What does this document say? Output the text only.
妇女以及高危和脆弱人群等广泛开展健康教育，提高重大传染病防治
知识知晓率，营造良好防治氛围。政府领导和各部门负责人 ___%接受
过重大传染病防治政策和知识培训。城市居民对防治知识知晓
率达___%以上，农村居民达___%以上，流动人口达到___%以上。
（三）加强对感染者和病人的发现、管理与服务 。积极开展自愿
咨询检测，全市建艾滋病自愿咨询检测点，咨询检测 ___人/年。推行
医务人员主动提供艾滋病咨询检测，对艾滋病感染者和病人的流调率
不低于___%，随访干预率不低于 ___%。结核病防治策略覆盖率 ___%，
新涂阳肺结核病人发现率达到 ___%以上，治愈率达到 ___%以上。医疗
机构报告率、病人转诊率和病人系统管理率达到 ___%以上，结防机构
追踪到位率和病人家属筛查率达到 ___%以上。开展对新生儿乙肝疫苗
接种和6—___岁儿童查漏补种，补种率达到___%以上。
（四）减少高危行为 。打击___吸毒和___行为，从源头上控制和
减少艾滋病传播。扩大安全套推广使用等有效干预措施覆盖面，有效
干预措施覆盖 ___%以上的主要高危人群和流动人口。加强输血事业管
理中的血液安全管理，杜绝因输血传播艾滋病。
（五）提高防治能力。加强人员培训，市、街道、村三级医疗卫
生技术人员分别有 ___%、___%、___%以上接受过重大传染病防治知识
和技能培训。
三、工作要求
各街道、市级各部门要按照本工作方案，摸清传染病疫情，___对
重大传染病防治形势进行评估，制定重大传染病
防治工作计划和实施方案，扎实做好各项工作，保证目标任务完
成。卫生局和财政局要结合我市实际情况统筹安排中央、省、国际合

### EXERCISE
Once more, set down the full listing, verbatim.

### REPLY
What does this document say? Output the text only.
妇女以及高危和脆弱人群等广泛开展健康教育，提高重大传染病防治
知识知晓率，营造良好防治氛围。政府领导和各部门负责人 ___%接受
过重大传染病防治政策和知识培训。城市居民对防治知识知晓
率达___%以上，农村居民达___%以上，流动人口达到___%以上。
（三）加强对感染者和病人的发现、管理与服务 。积极开展自愿
咨询检测，全市建艾滋病自愿咨询检测点，咨询检测 ___人/年。推行
医务人员主动提供艾滋病咨询检测，对艾滋病感染者和病人的流调率
不低于___%，随访干预率不低于 ___%。结核病防治策略覆盖率 ___%，
新涂阳肺结核病人发现率达到 ___%以上，治愈率达到 ___%以上。医疗
机构报告率、病人转诊率和病人系统管理率达到 ___%以上，结防机构
追踪到位率和病人家属筛查率达到 ___%以上。开展对新生儿乙肝疫苗
接种和6—___岁儿童查漏补种，补种率达到___%以上。
（四）减少高危行为 。打击___吸毒和___行为，从源头上控制和
减少艾滋病传播。扩大安全套推广使用等有效干预措施覆盖面，有效
干预措施覆盖 ___%以上的主要高危人群和流动人口。加强输血事业管
理中的血液安全管理，杜绝因输血传播艾滋病。
（五）提高防治能力。加强人员培训，市、街道、村三级医疗卫
生技术人员分别有 ___%、___%、___%以上接受过重大传染病防治知识
和技能培训。
三、工作要求
各街道、市级各部门要按照本工作方案，摸清传染病疫情，___对
重大传染病防治形势进行评估，制定重大传染病
防治工作计划和实施方案，扎实做好各项工作，保证目标任务完
成。卫生局和财政局要结合我市实际情况统筹安排中央、省、国际合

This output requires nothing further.